*STATED EXERCISE*: Copy, in full, each line of the material that holds the word "legend".

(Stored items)
::::

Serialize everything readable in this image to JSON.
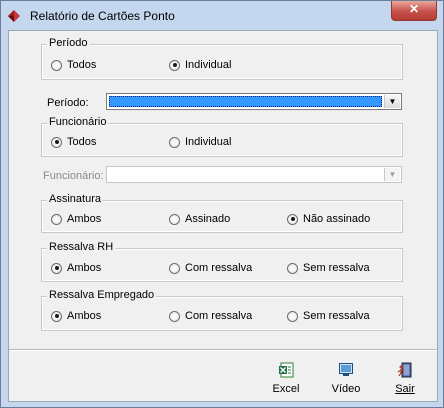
{
  "window": {
    "title": "Relatório de Cartões Ponto",
    "close_symbol": "✕"
  },
  "group_periodo": {
    "legend": "Período",
    "options": [
      {
        "label": "Todos",
        "selected": false
      },
      {
        "label": "Individual",
        "selected": true
      }
    ]
  },
  "periodo_combo": {
    "label": "Período:",
    "value": ""
  },
  "group_funcionario": {
    "legend": "Funcionário",
    "options": [
      {
        "label": "Todos",
        "selected": true
      },
      {
        "label": "Individual",
        "selected": false
      }
    ]
  },
  "funcionario_combo": {
    "label": "Funcionário:",
    "value": ""
  },
  "group_assinatura": {
    "legend": "Assinatura",
    "options": [
      {
        "label": "Ambos",
        "selected": false
      },
      {
        "label": "Assinado",
        "selected": false
      },
      {
        "label": "Não assinado",
        "selected": true
      }
    ]
  },
  "group_ressalva_rh": {
    "legend": "Ressalva RH",
    "options": [
      {
        "label": "Ambos",
        "selected": true
      },
      {
        "label": "Com ressalva",
        "selected": false
      },
      {
        "label": "Sem ressalva",
        "selected": false
      }
    ]
  },
  "group_ressalva_emp": {
    "legend": "Ressalva Empregado",
    "options": [
      {
        "label": "Ambos",
        "selected": true
      },
      {
        "label": "Com ressalva",
        "selected": false
      },
      {
        "label": "Sem ressalva",
        "selected": false
      }
    ]
  },
  "toolbar": {
    "excel_label": "Excel",
    "video_label": "Vídeo",
    "sair_label": "Sair"
  },
  "colors": {
    "title_bg": "#c4d7ee",
    "selection": "#3399ff",
    "close": "#c7504a"
  }
}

::::

*REPLY TO THE EXERCISE*:
    "legend": "Período",
    "legend": "Funcionário",
    "legend": "Assinatura",
    "legend": "Ressalva RH",
    "legend": "Ressalva Empregado",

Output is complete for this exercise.